How many lines of the material below contain the string "ovečku"? Answer with the number and nothing else.

■ EXTRACTED RECORDS ■
•••••

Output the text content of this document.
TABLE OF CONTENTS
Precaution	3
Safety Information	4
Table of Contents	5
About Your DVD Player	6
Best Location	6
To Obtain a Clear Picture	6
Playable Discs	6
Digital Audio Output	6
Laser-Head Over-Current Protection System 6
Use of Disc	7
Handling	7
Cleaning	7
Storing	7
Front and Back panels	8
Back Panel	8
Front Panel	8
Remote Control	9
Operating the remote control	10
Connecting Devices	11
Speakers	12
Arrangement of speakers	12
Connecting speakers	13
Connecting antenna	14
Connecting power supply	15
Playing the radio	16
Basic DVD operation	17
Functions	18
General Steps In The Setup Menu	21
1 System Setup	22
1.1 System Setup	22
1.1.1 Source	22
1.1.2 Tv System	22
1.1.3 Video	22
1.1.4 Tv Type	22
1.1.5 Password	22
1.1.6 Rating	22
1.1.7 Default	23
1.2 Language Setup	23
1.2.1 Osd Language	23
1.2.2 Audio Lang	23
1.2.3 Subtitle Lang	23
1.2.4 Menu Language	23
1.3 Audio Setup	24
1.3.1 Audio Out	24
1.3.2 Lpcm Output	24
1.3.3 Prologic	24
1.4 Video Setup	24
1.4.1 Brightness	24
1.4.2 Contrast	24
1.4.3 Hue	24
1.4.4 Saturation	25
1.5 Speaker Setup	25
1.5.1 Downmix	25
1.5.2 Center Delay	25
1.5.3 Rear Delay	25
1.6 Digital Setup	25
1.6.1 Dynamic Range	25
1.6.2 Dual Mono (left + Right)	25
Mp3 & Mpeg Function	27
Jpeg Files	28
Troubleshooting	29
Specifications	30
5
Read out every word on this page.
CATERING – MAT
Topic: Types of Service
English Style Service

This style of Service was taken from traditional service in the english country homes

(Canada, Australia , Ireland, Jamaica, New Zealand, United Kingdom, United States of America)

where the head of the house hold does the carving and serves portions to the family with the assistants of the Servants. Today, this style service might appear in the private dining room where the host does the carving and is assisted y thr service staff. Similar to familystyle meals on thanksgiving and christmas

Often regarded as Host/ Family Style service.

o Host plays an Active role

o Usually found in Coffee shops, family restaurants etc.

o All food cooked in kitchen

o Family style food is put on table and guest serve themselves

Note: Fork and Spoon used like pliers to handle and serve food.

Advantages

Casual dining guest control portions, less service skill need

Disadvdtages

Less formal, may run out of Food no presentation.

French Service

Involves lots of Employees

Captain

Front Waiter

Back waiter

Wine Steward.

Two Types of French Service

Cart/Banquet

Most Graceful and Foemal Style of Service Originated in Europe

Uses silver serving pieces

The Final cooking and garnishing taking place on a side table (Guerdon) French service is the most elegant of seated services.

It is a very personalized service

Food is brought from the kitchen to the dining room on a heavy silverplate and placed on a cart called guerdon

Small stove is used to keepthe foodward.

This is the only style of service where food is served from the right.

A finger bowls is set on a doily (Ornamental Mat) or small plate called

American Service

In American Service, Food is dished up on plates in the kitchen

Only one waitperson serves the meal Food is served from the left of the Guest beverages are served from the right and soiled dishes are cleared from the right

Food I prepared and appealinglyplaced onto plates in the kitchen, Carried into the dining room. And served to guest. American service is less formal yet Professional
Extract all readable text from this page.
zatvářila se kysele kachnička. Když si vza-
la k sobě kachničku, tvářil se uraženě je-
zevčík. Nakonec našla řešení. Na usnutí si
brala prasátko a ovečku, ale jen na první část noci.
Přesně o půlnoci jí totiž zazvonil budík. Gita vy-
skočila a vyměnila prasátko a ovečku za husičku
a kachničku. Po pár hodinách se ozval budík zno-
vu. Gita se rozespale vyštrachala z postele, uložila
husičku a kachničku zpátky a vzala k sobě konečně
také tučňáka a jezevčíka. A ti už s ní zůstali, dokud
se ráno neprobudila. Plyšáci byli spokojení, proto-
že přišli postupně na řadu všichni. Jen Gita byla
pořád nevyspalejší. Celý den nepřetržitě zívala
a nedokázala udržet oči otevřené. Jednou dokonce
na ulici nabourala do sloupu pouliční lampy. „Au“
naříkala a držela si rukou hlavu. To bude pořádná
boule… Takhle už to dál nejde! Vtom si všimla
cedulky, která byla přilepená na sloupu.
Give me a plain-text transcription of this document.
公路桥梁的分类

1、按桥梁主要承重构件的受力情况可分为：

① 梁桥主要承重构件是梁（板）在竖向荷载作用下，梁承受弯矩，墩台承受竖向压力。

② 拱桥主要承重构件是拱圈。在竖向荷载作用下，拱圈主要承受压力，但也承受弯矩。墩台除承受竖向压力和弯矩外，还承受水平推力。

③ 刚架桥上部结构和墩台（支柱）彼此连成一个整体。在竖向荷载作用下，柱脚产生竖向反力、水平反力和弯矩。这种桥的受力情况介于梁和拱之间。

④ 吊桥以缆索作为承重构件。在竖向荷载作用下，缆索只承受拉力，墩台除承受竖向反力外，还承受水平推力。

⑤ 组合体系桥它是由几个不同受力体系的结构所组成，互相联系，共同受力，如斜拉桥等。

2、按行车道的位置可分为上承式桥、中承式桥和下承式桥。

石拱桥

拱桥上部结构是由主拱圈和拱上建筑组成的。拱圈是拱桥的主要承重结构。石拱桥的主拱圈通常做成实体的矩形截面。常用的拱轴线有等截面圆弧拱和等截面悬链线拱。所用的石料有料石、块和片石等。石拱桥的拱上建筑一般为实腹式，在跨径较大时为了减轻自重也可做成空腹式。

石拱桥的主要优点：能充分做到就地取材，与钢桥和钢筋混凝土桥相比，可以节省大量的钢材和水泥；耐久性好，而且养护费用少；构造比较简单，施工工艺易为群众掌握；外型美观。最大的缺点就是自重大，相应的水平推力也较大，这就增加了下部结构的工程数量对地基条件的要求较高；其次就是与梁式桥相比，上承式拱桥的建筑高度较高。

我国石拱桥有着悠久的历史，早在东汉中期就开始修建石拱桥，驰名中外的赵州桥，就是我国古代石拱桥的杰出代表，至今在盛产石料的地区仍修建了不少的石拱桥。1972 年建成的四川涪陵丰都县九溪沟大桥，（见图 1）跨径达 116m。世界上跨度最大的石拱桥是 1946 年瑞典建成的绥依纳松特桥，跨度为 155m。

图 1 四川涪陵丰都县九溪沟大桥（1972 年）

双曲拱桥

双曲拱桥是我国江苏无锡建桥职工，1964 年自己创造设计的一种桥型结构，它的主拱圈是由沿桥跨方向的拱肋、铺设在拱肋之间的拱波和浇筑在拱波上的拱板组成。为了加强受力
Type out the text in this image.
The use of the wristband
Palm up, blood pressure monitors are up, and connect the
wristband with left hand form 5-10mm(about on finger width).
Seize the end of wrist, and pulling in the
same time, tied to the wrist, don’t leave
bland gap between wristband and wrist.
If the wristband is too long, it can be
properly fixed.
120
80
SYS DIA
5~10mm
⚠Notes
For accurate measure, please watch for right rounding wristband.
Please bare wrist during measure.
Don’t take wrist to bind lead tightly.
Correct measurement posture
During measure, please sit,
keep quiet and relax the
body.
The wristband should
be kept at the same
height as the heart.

•••••

■ SOLUTION TO THIS EXERCISE ■
2